PROBLEM DETAILS :: Quote all of the data below exactly, please.

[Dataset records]
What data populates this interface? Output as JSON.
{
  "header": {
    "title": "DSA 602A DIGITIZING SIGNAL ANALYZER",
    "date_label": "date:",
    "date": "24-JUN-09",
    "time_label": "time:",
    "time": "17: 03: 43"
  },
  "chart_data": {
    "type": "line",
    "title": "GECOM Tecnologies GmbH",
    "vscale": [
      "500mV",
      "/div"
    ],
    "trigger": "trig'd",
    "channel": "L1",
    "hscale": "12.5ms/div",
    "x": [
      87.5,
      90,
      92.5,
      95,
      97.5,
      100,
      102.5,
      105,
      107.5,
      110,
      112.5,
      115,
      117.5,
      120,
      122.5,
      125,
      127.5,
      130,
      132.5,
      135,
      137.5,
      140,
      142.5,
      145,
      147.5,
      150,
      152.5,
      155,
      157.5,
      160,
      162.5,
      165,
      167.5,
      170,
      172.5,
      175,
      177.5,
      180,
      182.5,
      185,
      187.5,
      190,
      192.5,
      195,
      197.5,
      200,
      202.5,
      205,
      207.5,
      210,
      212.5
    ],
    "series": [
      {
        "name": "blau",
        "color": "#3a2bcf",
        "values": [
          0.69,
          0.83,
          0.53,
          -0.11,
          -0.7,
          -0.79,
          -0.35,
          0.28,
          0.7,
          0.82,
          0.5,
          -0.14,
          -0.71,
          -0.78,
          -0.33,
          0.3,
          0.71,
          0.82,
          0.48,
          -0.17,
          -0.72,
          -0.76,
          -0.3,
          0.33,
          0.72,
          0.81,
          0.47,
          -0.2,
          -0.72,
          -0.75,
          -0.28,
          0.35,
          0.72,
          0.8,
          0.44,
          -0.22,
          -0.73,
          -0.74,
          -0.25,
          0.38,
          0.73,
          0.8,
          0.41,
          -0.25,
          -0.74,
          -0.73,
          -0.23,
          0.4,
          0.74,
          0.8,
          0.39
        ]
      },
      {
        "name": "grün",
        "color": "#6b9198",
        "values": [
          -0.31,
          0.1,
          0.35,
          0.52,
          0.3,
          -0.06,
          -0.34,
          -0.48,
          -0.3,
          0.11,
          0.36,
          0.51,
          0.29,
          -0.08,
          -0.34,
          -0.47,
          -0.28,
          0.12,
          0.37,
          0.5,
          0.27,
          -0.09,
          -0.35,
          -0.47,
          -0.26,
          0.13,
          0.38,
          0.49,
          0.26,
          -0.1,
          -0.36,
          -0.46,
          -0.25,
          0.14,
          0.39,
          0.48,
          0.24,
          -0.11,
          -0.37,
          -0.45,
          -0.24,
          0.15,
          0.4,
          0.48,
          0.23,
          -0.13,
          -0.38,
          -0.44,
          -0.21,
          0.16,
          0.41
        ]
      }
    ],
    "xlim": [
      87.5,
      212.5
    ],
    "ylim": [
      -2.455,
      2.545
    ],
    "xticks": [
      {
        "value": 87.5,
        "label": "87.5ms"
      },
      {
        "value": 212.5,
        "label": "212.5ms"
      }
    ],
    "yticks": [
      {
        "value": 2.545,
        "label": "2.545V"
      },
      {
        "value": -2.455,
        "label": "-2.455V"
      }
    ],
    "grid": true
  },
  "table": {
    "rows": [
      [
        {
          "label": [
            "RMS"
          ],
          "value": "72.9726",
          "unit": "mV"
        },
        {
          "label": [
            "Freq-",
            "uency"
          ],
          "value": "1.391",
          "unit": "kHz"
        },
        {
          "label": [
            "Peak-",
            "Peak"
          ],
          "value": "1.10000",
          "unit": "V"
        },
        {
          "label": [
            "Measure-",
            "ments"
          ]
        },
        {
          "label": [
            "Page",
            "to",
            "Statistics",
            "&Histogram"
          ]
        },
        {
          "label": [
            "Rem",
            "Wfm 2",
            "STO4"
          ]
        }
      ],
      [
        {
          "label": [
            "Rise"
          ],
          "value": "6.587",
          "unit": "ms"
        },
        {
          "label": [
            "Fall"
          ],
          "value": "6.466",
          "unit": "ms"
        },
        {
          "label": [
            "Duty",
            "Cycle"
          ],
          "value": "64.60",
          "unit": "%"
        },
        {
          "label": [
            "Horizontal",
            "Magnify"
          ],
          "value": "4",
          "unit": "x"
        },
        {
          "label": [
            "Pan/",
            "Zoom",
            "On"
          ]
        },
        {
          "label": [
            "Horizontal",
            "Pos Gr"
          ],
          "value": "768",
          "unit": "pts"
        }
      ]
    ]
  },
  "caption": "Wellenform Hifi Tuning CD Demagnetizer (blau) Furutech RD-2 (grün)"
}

ANSWER FOR THE TASK ::
What data populates this interface? Output as JSON.
{
  "header": {
    "title": "DSA 602A DIGITIZING SIGNAL ANALYZER",
    "date_label": "date:",
    "date": "24-JUN-09",
    "time_label": "time:",
    "time": "17: 03: 43"
  },
  "chart_data": {
    "type": "line",
    "title": "GECOM Tecnologies GmbH",
    "vscale": [
      "500mV",
      "/div"
    ],
    "trigger": "trig'd",
    "channel": "L1",
    "hscale": "12.5ms/div",
    "x": [
      87.5,
      90,
      92.5,
      95,
      97.5,
      100,
      102.5,
      105,
      107.5,
      110,
      112.5,
      115,
      117.5,
      120,
      122.5,
      125,
      127.5,
      130,
      132.5,
      135,
      137.5,
      140,
      142.5,
      145,
      147.5,
      150,
      152.5,
      155,
      157.5,
      160,
      162.5,
      165,
      167.5,
      170,
      172.5,
      175,
      177.5,
      180,
      182.5,
      185,
      187.5,
      190,
      192.5,
      195,
      197.5,
      200,
      202.5,
      205,
      207.5,
      210,
      212.5
    ],
    "series": [
      {
        "name": "blau",
        "color": "#3a2bcf",
        "values": [
          0.69,
          0.83,
          0.53,
          -0.11,
          -0.7,
          -0.79,
          -0.35,
          0.28,
          0.7,
          0.82,
          0.5,
          -0.14,
          -0.71,
          -0.78,
          -0.33,
          0.3,
          0.71,
          0.82,
          0.48,
          -0.17,
          -0.72,
          -0.76,
          -0.3,
          0.33,
          0.72,
          0.81,
          0.47,
          -0.2,
          -0.72,
          -0.75,
          -0.28,
          0.35,
          0.72,
          0.8,
          0.44,
          -0.22,
          -0.73,
          -0.74,
          -0.25,
          0.38,
          0.73,
          0.8,
          0.41,
          -0.25,
          -0.74,
          -0.73,
          -0.23,
          0.4,
          0.74,
          0.8,
          0.39
        ]
      },
      {
        "name": "grün",
        "color": "#6b9198",
        "values": [
          -0.31,
          0.1,
          0.35,
          0.52,
          0.3,
          -0.06,
          -0.34,
          -0.48,
          -0.3,
          0.11,
          0.36,
          0.51,
          0.29,
          -0.08,
          -0.34,
          -0.47,
          -0.28,
          0.12,
          0.37,
          0.5,
          0.27,
          -0.09,
          -0.35,
          -0.47,
          -0.26,
          0.13,
          0.38,
          0.49,
          0.26,
          -0.1,
          -0.36,
          -0.46,
          -0.25,
          0.14,
          0.39,
          0.48,
          0.24,
          -0.11,
          -0.37,
          -0.45,
          -0.24,
          0.15,
          0.4,
          0.48,
          0.23,
          -0.13,
          -0.38,
          -0.44,
          -0.21,
          0.16,
          0.41
        ]
      }
    ],
    "xlim": [
      87.5,
      212.5
    ],
    "ylim": [
      -2.455,
      2.545
    ],
    "xticks": [
      {
        "value": 87.5,
        "label": "87.5ms"
      },
      {
        "value": 212.5,
        "label": "212.5ms"
      }
    ],
    "yticks": [
      {
        "value": 2.545,
        "label": "2.545V"
      },
      {
        "value": -2.455,
        "label": "-2.455V"
      }
    ],
    "grid": true
  },
  "table": {
    "rows": [
      [
        {
          "label": [
            "RMS"
          ],
          "value": "72.9726",
          "unit": "mV"
        },
        {
          "label": [
            "Freq-",
            "uency"
          ],
          "value": "1.391",
          "unit": "kHz"
        },
        {
          "label": [
            "Peak-",
            "Peak"
          ],
          "value": "1.10000",
          "unit": "V"
        },
        {
          "label": [
            "Measure-",
            "ments"
          ]
        },
        {
          "label": [
            "Page",
            "to",
            "Statistics",
            "&Histogram"
          ]
        },
        {
          "label": [
            "Rem",
            "Wfm 2",
            "STO4"
          ]
        }
      ],
      [
        {
          "label": [
            "Rise"
          ],
          "value": "6.587",
          "unit": "ms"
        },
        {
          "label": [
            "Fall"
          ],
          "value": "6.466",
          "unit": "ms"
        },
        {
          "label": [
            "Duty",
            "Cycle"
          ],
          "value": "64.60",
          "unit": "%"
        },
        {
          "label": [
            "Horizontal",
            "Magnify"
          ],
          "value": "4",
          "unit": "x"
        },
        {
          "label": [
            "Pan/",
            "Zoom",
            "On"
          ]
        },
        {
          "label": [
            "Horizontal",
            "Pos Gr"
          ],
          "value": "768",
          "unit": "pts"
        }
      ]
    ]
  },
  "caption": "Wellenform Hifi Tuning CD Demagnetizer (blau) Furutech RD-2 (grün)"
}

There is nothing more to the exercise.